# [What is asked]
Identify each line in the records below that contains the word "With", and copy it.

# [Supplied material]
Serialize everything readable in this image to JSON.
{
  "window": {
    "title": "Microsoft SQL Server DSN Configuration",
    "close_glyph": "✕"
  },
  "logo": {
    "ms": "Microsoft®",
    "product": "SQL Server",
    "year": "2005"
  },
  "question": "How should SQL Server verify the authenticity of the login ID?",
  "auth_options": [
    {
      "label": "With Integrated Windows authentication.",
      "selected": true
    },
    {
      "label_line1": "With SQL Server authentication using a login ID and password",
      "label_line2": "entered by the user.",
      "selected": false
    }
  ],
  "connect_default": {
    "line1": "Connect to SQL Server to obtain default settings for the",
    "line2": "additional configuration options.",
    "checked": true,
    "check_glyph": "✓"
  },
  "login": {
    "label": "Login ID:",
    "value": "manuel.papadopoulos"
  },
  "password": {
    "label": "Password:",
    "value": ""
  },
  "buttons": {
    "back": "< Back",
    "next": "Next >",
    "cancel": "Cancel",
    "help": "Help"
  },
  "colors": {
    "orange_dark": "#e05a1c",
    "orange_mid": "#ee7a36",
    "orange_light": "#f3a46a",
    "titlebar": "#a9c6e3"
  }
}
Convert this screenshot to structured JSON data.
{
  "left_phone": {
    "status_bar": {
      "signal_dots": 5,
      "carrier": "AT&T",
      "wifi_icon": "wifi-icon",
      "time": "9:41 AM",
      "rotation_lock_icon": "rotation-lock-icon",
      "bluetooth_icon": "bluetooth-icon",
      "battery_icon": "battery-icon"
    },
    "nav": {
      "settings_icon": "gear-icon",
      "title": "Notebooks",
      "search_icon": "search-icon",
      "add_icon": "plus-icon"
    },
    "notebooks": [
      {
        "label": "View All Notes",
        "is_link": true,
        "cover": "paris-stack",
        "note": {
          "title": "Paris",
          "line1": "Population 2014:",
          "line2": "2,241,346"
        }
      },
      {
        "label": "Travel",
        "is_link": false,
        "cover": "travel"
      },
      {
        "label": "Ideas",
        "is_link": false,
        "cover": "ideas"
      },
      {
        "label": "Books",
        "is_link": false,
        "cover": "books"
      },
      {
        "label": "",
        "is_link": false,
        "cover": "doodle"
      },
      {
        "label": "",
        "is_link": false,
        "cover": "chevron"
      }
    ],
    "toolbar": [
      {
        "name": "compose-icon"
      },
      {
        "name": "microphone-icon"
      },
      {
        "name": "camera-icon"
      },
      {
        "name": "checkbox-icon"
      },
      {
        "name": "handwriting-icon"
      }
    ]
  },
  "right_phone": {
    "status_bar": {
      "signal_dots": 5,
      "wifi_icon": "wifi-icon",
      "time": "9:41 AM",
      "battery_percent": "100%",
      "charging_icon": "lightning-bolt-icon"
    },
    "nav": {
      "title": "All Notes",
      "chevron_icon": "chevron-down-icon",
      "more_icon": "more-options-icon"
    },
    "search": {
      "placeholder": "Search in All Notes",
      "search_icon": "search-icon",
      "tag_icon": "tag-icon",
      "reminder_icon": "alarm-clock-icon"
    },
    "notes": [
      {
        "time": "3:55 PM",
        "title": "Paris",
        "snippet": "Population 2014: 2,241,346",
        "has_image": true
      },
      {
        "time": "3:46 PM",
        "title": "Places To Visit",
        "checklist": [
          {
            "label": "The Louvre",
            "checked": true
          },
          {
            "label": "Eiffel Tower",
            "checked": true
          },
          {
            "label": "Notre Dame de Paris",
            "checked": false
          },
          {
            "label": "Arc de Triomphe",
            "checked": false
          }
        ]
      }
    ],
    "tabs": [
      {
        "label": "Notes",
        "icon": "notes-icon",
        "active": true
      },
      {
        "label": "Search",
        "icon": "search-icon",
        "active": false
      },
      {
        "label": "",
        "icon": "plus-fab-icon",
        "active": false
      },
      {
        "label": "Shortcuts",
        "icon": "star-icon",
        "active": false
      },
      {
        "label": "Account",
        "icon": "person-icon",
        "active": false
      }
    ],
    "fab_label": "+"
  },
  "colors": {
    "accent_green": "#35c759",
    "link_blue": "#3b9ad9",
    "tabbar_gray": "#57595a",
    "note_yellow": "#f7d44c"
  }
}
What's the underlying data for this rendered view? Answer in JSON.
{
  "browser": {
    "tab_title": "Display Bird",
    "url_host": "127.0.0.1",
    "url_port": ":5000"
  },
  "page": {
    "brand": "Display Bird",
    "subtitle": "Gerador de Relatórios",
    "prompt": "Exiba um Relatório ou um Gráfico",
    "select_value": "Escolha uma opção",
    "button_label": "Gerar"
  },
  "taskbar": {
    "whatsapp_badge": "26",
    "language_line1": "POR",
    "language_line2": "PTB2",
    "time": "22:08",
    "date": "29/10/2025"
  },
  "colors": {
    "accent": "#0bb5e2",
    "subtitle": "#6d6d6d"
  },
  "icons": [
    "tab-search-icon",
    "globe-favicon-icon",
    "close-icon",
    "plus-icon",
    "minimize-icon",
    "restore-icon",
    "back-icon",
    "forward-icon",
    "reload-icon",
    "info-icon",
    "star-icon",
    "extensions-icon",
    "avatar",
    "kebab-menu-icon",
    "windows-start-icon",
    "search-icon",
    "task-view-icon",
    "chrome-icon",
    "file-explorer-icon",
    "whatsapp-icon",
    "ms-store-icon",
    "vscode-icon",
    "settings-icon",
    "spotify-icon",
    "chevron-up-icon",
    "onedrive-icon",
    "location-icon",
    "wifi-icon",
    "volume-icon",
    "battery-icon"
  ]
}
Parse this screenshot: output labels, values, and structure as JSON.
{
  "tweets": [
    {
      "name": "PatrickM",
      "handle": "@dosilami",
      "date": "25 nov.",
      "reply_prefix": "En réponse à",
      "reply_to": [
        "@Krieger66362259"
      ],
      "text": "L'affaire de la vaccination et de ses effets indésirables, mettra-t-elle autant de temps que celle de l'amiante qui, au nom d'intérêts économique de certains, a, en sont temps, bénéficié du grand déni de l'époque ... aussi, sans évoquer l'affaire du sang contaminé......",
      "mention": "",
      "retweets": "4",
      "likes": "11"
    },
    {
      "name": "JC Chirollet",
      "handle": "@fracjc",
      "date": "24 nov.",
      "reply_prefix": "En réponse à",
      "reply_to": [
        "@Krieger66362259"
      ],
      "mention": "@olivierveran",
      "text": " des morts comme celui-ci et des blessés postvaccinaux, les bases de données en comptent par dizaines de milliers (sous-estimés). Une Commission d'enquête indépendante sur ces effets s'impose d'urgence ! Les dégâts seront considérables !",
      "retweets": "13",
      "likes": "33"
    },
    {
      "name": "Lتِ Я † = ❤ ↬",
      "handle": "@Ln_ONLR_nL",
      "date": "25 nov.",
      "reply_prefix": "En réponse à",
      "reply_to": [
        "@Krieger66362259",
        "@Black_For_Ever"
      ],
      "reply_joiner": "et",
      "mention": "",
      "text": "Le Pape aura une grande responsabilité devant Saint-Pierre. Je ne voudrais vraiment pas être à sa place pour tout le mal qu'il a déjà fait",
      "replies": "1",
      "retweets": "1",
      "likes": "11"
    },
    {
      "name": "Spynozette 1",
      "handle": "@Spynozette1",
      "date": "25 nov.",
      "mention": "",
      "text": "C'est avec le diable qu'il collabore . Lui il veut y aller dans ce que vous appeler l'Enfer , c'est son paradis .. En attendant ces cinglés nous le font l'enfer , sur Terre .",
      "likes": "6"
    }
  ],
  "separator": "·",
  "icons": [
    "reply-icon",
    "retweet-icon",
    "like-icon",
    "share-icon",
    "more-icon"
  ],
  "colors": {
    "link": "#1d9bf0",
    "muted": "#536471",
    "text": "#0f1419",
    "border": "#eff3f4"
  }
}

# [Complete answer]
      "label": "With Integrated Windows authentication.",
      "label_line1": "With SQL Server authentication using a login ID and password",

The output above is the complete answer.